[Source data]:
----------

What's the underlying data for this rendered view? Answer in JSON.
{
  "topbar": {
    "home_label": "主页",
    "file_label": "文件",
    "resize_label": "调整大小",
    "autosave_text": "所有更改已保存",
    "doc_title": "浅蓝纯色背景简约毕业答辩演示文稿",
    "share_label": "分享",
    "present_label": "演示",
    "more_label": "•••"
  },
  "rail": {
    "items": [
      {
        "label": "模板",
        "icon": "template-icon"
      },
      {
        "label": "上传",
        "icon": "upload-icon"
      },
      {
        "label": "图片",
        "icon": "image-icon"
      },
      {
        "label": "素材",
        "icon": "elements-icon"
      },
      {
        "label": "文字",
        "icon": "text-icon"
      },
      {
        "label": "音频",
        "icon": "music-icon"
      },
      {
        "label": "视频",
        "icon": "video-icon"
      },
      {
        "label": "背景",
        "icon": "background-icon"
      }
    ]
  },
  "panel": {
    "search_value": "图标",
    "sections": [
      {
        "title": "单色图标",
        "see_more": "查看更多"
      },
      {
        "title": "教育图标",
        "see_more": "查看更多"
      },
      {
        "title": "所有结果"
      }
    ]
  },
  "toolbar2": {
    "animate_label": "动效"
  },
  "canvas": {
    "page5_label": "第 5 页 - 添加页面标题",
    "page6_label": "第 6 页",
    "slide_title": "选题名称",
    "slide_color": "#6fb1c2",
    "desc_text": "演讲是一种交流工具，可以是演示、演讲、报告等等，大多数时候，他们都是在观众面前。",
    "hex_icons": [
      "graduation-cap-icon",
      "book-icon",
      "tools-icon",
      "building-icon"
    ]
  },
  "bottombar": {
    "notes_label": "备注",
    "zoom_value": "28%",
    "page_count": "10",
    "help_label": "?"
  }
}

----------

[Exercise prompt]: Reproduce every record above exactly as it appears.

[Task output]:
What's the underlying data for this rendered view? Answer in JSON.
{
  "topbar": {
    "home_label": "主页",
    "file_label": "文件",
    "resize_label": "调整大小",
    "autosave_text": "所有更改已保存",
    "doc_title": "浅蓝纯色背景简约毕业答辩演示文稿",
    "share_label": "分享",
    "present_label": "演示",
    "more_label": "•••"
  },
  "rail": {
    "items": [
      {
        "label": "模板",
        "icon": "template-icon"
      },
      {
        "label": "上传",
        "icon": "upload-icon"
      },
      {
        "label": "图片",
        "icon": "image-icon"
      },
      {
        "label": "素材",
        "icon": "elements-icon"
      },
      {
        "label": "文字",
        "icon": "text-icon"
      },
      {
        "label": "音频",
        "icon": "music-icon"
      },
      {
        "label": "视频",
        "icon": "video-icon"
      },
      {
        "label": "背景",
        "icon": "background-icon"
      }
    ]
  },
  "panel": {
    "search_value": "图标",
    "sections": [
      {
        "title": "单色图标",
        "see_more": "查看更多"
      },
      {
        "title": "教育图标",
        "see_more": "查看更多"
      },
      {
        "title": "所有结果"
      }
    ]
  },
  "toolbar2": {
    "animate_label": "动效"
  },
  "canvas": {
    "page5_label": "第 5 页 - 添加页面标题",
    "page6_label": "第 6 页",
    "slide_title": "选题名称",
    "slide_color": "#6fb1c2",
    "desc_text": "演讲是一种交流工具，可以是演示、演讲、报告等等，大多数时候，他们都是在观众面前。",
    "hex_icons": [
      "graduation-cap-icon",
      "book-icon",
      "tools-icon",
      "building-icon"
    ]
  },
  "bottombar": {
    "notes_label": "备注",
    "zoom_value": "28%",
    "page_count": "10",
    "help_label": "?"
  }
}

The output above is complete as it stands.